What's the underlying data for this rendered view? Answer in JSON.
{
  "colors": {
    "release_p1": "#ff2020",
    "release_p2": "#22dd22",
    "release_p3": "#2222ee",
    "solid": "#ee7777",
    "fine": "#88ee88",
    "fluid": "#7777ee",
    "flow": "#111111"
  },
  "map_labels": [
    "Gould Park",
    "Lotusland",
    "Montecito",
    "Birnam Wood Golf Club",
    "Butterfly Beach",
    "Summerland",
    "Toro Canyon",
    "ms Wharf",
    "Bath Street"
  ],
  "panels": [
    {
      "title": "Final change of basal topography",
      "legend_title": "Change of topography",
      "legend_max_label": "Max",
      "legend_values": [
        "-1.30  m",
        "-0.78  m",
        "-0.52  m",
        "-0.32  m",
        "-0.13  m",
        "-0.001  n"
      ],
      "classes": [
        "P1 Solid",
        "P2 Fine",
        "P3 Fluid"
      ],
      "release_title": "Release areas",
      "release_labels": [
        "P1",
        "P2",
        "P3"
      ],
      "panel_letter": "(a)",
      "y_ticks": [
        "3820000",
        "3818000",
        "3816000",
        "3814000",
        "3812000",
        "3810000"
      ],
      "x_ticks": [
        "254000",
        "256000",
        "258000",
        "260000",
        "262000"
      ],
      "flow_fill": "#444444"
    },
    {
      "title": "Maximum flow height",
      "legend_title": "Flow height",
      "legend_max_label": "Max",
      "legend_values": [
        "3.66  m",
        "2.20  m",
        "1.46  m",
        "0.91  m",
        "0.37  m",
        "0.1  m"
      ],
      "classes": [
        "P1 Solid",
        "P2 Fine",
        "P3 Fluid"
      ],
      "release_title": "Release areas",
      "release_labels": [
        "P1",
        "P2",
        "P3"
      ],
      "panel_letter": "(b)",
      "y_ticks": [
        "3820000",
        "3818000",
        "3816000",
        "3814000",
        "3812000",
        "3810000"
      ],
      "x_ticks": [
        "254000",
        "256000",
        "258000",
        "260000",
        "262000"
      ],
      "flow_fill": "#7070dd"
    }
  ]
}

Work instructions: All of the data above should be transcribed exactly.

Reply to the exercise:
What's the underlying data for this rendered view? Answer in JSON.
{
  "colors": {
    "release_p1": "#ff2020",
    "release_p2": "#22dd22",
    "release_p3": "#2222ee",
    "solid": "#ee7777",
    "fine": "#88ee88",
    "fluid": "#7777ee",
    "flow": "#111111"
  },
  "map_labels": [
    "Gould Park",
    "Lotusland",
    "Montecito",
    "Birnam Wood Golf Club",
    "Butterfly Beach",
    "Summerland",
    "Toro Canyon",
    "ms Wharf",
    "Bath Street"
  ],
  "panels": [
    {
      "title": "Final change of basal topography",
      "legend_title": "Change of topography",
      "legend_max_label": "Max",
      "legend_values": [
        "-1.30  m",
        "-0.78  m",
        "-0.52  m",
        "-0.32  m",
        "-0.13  m",
        "-0.001  n"
      ],
      "classes": [
        "P1 Solid",
        "P2 Fine",
        "P3 Fluid"
      ],
      "release_title": "Release areas",
      "release_labels": [
        "P1",
        "P2",
        "P3"
      ],
      "panel_letter": "(a)",
      "y_ticks": [
        "3820000",
        "3818000",
        "3816000",
        "3814000",
        "3812000",
        "3810000"
      ],
      "x_ticks": [
        "254000",
        "256000",
        "258000",
        "260000",
        "262000"
      ],
      "flow_fill": "#444444"
    },
    {
      "title": "Maximum flow height",
      "legend_title": "Flow height",
      "legend_max_label": "Max",
      "legend_values": [
        "3.66  m",
        "2.20  m",
        "1.46  m",
        "0.91  m",
        "0.37  m",
        "0.1  m"
      ],
      "classes": [
        "P1 Solid",
        "P2 Fine",
        "P3 Fluid"
      ],
      "release_title": "Release areas",
      "release_labels": [
        "P1",
        "P2",
        "P3"
      ],
      "panel_letter": "(b)",
      "y_ticks": [
        "3820000",
        "3818000",
        "3816000",
        "3814000",
        "3812000",
        "3810000"
      ],
      "x_ticks": [
        "254000",
        "256000",
        "258000",
        "260000",
        "262000"
      ],
      "flow_fill": "#7070dd"
    }
  ]
}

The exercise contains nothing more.